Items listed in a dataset
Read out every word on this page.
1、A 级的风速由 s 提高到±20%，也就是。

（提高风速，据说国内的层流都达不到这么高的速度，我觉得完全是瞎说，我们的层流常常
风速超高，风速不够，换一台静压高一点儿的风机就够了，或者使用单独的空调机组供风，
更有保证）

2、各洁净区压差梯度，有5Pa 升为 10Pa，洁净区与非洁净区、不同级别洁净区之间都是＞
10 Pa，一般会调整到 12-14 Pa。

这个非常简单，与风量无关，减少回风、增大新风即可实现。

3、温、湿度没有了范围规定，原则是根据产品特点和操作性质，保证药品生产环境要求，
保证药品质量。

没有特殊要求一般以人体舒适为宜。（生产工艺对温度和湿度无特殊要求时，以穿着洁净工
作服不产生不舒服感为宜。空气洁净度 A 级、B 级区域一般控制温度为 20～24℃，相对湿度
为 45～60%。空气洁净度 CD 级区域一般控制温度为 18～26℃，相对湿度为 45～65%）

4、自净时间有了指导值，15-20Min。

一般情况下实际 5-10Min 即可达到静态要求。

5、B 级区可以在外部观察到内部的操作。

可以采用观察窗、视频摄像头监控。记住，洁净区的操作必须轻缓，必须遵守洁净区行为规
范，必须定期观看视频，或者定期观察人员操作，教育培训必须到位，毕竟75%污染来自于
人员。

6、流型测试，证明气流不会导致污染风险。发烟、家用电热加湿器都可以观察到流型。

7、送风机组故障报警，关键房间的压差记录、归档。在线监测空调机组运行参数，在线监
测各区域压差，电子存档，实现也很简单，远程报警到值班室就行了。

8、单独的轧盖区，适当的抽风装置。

WHAT THE TASK ASKS.
From the records above, pick out and copy each line holding the word "空气洁净度".

SOLUTION TO THE PROBLEM.
作服不产生不舒服感为宜。空气洁净度 A 级、B 级区域一般控制温度为 20～24℃，相对湿度
为 45～60%。空气洁净度 CD 级区域一般控制温度为 18～26℃，相对湿度为 45～65%）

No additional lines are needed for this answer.